**Work to complete:** Output each entry exactly; skip nothing.

[begin Source records]

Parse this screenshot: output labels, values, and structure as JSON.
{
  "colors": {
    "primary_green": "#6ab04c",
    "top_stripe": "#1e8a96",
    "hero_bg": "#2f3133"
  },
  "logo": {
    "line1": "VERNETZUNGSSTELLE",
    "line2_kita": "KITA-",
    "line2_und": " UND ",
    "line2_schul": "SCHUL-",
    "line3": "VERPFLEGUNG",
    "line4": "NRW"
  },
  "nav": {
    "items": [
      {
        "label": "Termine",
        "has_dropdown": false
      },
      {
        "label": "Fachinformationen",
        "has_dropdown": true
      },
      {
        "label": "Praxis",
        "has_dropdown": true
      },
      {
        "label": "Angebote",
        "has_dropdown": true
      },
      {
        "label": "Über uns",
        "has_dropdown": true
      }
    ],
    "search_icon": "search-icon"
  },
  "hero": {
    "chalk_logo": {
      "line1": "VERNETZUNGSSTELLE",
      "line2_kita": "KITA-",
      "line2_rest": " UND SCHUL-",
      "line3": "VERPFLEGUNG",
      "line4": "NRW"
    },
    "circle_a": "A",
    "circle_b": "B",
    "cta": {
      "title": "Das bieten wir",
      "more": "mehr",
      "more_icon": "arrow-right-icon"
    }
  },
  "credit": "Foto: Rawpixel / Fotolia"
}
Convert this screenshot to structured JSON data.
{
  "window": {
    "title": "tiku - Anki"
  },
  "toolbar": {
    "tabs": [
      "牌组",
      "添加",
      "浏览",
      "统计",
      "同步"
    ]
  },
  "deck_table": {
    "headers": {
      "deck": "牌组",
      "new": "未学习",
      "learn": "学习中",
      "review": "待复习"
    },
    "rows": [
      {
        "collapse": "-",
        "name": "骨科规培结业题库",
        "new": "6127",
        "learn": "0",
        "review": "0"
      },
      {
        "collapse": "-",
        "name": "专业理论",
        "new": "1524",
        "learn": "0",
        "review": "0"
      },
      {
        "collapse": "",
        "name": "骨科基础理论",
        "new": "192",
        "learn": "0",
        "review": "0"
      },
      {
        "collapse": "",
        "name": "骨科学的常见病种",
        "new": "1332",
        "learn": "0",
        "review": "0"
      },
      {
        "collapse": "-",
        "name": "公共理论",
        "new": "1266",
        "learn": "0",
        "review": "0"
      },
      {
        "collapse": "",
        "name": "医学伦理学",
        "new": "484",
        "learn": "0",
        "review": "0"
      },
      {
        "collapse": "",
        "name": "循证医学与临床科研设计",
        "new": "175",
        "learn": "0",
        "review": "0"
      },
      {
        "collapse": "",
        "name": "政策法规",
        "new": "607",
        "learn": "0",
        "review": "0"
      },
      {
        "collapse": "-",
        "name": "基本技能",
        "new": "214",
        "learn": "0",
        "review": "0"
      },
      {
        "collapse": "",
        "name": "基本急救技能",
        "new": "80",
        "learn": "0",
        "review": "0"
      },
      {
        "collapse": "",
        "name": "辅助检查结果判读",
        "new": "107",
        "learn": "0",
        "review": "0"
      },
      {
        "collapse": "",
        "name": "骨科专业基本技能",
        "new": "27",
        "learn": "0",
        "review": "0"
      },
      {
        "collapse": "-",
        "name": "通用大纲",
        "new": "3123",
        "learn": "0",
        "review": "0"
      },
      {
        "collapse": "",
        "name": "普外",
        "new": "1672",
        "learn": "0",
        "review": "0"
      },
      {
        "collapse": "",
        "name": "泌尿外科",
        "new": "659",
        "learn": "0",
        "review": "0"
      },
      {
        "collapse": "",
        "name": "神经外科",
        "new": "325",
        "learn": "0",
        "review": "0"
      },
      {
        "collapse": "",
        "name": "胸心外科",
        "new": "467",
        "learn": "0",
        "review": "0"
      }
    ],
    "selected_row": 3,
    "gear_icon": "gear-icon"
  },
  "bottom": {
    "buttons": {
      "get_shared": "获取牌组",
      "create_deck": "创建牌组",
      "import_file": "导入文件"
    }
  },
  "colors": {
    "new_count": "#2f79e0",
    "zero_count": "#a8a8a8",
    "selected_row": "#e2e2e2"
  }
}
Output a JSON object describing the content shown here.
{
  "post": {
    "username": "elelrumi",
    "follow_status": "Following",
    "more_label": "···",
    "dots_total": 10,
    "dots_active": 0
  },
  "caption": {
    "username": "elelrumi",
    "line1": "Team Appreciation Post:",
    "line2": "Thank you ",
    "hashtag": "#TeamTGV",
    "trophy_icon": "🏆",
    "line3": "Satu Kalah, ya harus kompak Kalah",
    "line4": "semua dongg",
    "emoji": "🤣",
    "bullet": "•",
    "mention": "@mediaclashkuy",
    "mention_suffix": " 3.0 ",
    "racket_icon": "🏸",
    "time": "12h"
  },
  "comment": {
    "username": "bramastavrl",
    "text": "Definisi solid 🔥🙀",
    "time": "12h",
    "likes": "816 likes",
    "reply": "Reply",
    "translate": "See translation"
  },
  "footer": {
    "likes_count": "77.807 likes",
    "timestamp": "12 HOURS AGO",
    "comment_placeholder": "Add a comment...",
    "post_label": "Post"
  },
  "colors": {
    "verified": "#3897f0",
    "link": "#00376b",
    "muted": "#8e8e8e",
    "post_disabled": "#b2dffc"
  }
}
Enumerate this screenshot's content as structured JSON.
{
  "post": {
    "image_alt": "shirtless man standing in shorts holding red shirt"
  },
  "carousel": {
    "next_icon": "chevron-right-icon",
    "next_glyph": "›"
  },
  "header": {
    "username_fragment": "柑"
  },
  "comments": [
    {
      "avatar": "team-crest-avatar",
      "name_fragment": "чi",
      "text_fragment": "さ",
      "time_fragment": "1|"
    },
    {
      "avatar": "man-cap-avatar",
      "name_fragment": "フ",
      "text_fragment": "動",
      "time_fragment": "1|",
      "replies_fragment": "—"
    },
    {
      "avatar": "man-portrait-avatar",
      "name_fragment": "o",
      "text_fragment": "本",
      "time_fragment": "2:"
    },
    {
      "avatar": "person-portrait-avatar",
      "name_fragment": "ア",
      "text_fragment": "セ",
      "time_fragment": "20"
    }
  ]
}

[end Source records]

**Reply:**
Parse this screenshot: output labels, values, and structure as JSON.
{
  "colors": {
    "primary_green": "#6ab04c",
    "top_stripe": "#1e8a96",
    "hero_bg": "#2f3133"
  },
  "logo": {
    "line1": "VERNETZUNGSSTELLE",
    "line2_kita": "KITA-",
    "line2_und": " UND ",
    "line2_schul": "SCHUL-",
    "line3": "VERPFLEGUNG",
    "line4": "NRW"
  },
  "nav": {
    "items": [
      {
        "label": "Termine",
        "has_dropdown": false
      },
      {
        "label": "Fachinformationen",
        "has_dropdown": true
      },
      {
        "label": "Praxis",
        "has_dropdown": true
      },
      {
        "label": "Angebote",
        "has_dropdown": true
      },
      {
        "label": "Über uns",
        "has_dropdown": true
      }
    ],
    "search_icon": "search-icon"
  },
  "hero": {
    "chalk_logo": {
      "line1": "VERNETZUNGSSTELLE",
      "line2_kita": "KITA-",
      "line2_rest": " UND SCHUL-",
      "line3": "VERPFLEGUNG",
      "line4": "NRW"
    },
    "circle_a": "A",
    "circle_b": "B",
    "cta": {
      "title": "Das bieten wir",
      "more": "mehr",
      "more_icon": "arrow-right-icon"
    }
  },
  "credit": "Foto: Rawpixel / Fotolia"
}
Convert this screenshot to structured JSON data.
{
  "window": {
    "title": "tiku - Anki"
  },
  "toolbar": {
    "tabs": [
      "牌组",
      "添加",
      "浏览",
      "统计",
      "同步"
    ]
  },
  "deck_table": {
    "headers": {
      "deck": "牌组",
      "new": "未学习",
      "learn": "学习中",
      "review": "待复习"
    },
    "rows": [
      {
        "collapse": "-",
        "name": "骨科规培结业题库",
        "new": "6127",
        "learn": "0",
        "review": "0"
      },
      {
        "collapse": "-",
        "name": "专业理论",
        "new": "1524",
        "learn": "0",
        "review": "0"
      },
      {
        "collapse": "",
        "name": "骨科基础理论",
        "new": "192",
        "learn": "0",
        "review": "0"
      },
      {
        "collapse": "",
        "name": "骨科学的常见病种",
        "new": "1332",
        "learn": "0",
        "review": "0"
      },
      {
        "collapse": "-",
        "name": "公共理论",
        "new": "1266",
        "learn": "0",
        "review": "0"
      },
      {
        "collapse": "",
        "name": "医学伦理学",
        "new": "484",
        "learn": "0",
        "review": "0"
      },
      {
        "collapse": "",
        "name": "循证医学与临床科研设计",
        "new": "175",
        "learn": "0",
        "review": "0"
      },
      {
        "collapse": "",
        "name": "政策法规",
        "new": "607",
        "learn": "0",
        "review": "0"
      },
      {
        "collapse": "-",
        "name": "基本技能",
        "new": "214",
        "learn": "0",
        "review": "0"
      },
      {
        "collapse": "",
        "name": "基本急救技能",
        "new": "80",
        "learn": "0",
        "review": "0"
      },
      {
        "collapse": "",
        "name": "辅助检查结果判读",
        "new": "107",
        "learn": "0",
        "review": "0"
      },
      {
        "collapse": "",
        "name": "骨科专业基本技能",
        "new": "27",
        "learn": "0",
        "review": "0"
      },
      {
        "collapse": "-",
        "name": "通用大纲",
        "new": "3123",
        "learn": "0",
        "review": "0"
      },
      {
        "collapse": "",
        "name": "普外",
        "new": "1672",
        "learn": "0",
        "review": "0"
      },
      {
        "collapse": "",
        "name": "泌尿外科",
        "new": "659",
        "learn": "0",
        "review": "0"
      },
      {
        "collapse": "",
        "name": "神经外科",
        "new": "325",
        "learn": "0",
        "review": "0"
      },
      {
        "collapse": "",
        "name": "胸心外科",
        "new": "467",
        "learn": "0",
        "review": "0"
      }
    ],
    "selected_row": 3,
    "gear_icon": "gear-icon"
  },
  "bottom": {
    "buttons": {
      "get_shared": "获取牌组",
      "create_deck": "创建牌组",
      "import_file": "导入文件"
    }
  },
  "colors": {
    "new_count": "#2f79e0",
    "zero_count": "#a8a8a8",
    "selected_row": "#e2e2e2"
  }
}
Output a JSON object describing the content shown here.
{
  "post": {
    "username": "elelrumi",
    "follow_status": "Following",
    "more_label": "···",
    "dots_total": 10,
    "dots_active": 0
  },
  "caption": {
    "username": "elelrumi",
    "line1": "Team Appreciation Post:",
    "line2": "Thank you ",
    "hashtag": "#TeamTGV",
    "trophy_icon": "🏆",
    "line3": "Satu Kalah, ya harus kompak Kalah",
    "line4": "semua dongg",
    "emoji": "🤣",
    "bullet": "•",
    "mention": "@mediaclashkuy",
    "mention_suffix": " 3.0 ",
    "racket_icon": "🏸",
    "time": "12h"
  },
  "comment": {
    "username": "bramastavrl",
    "text": "Definisi solid 🔥🙀",
    "time": "12h",
    "likes": "816 likes",
    "reply": "Reply",
    "translate": "See translation"
  },
  "footer": {
    "likes_count": "77.807 likes",
    "timestamp": "12 HOURS AGO",
    "comment_placeholder": "Add a comment...",
    "post_label": "Post"
  },
  "colors": {
    "verified": "#3897f0",
    "link": "#00376b",
    "muted": "#8e8e8e",
    "post_disabled": "#b2dffc"
  }
}
Enumerate this screenshot's content as structured JSON.
{
  "post": {
    "image_alt": "shirtless man standing in shorts holding red shirt"
  },
  "carousel": {
    "next_icon": "chevron-right-icon",
    "next_glyph": "›"
  },
  "header": {
    "username_fragment": "柑"
  },
  "comments": [
    {
      "avatar": "team-crest-avatar",
      "name_fragment": "чi",
      "text_fragment": "さ",
      "time_fragment": "1|"
    },
    {
      "avatar": "man-cap-avatar",
      "name_fragment": "フ",
      "text_fragment": "動",
      "time_fragment": "1|",
      "replies_fragment": "—"
    },
    {
      "avatar": "man-portrait-avatar",
      "name_fragment": "o",
      "text_fragment": "本",
      "time_fragment": "2:"
    },
    {
      "avatar": "person-portrait-avatar",
      "name_fragment": "ア",
      "text_fragment": "セ",
      "time_fragment": "20"
    }
  ]
}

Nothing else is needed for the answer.